--- BEGIN Record extracts ---

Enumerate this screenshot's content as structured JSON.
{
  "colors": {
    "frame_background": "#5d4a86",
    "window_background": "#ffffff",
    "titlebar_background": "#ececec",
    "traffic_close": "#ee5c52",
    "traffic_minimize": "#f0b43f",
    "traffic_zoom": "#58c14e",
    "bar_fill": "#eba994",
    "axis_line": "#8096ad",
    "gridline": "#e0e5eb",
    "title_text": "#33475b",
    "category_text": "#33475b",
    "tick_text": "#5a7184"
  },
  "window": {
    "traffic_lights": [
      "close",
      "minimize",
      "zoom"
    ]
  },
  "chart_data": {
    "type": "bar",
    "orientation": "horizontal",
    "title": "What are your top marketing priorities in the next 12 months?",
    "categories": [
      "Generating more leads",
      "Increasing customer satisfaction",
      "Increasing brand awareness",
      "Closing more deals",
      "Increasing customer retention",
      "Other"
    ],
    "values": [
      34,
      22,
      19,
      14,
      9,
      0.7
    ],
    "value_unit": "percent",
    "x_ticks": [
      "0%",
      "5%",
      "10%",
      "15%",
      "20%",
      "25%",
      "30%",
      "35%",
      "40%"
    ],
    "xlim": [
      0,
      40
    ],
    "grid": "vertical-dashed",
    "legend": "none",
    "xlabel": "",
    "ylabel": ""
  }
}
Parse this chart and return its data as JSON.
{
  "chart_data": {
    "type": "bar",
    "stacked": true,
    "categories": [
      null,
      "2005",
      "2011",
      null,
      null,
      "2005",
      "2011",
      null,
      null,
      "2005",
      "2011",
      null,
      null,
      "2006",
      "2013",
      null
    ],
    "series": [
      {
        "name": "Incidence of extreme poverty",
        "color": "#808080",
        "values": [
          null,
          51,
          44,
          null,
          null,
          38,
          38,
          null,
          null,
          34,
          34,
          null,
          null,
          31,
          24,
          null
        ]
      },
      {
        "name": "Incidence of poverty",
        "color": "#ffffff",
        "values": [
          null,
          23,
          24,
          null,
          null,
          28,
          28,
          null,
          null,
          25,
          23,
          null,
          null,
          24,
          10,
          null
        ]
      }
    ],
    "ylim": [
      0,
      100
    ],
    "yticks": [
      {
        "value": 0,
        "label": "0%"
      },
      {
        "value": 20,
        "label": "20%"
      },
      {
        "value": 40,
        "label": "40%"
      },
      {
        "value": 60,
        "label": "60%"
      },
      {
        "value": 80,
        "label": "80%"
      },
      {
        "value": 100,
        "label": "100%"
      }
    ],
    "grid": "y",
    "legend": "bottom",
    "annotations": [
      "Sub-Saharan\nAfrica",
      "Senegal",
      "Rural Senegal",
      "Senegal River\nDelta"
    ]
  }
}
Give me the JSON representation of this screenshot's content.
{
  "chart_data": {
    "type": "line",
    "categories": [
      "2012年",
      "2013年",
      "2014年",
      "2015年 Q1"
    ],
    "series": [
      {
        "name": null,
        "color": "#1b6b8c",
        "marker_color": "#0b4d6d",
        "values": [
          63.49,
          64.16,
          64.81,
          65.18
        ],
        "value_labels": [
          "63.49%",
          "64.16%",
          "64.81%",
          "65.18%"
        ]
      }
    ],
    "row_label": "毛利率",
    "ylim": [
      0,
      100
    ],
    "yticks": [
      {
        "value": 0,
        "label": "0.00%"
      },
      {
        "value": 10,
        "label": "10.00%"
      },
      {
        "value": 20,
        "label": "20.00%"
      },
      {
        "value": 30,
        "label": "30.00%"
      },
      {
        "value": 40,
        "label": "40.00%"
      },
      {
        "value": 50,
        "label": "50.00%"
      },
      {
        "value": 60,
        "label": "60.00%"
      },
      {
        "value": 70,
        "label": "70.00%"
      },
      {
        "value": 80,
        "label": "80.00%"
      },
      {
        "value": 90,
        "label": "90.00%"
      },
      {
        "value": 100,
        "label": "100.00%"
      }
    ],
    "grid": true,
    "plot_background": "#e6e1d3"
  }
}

--- END Record extracts ---

Exercise goal:
Copy each line of the records that contains the word "Increasing".

Final result:
      "Increasing customer satisfaction",
      "Increasing brand awareness",
      "Increasing customer retention",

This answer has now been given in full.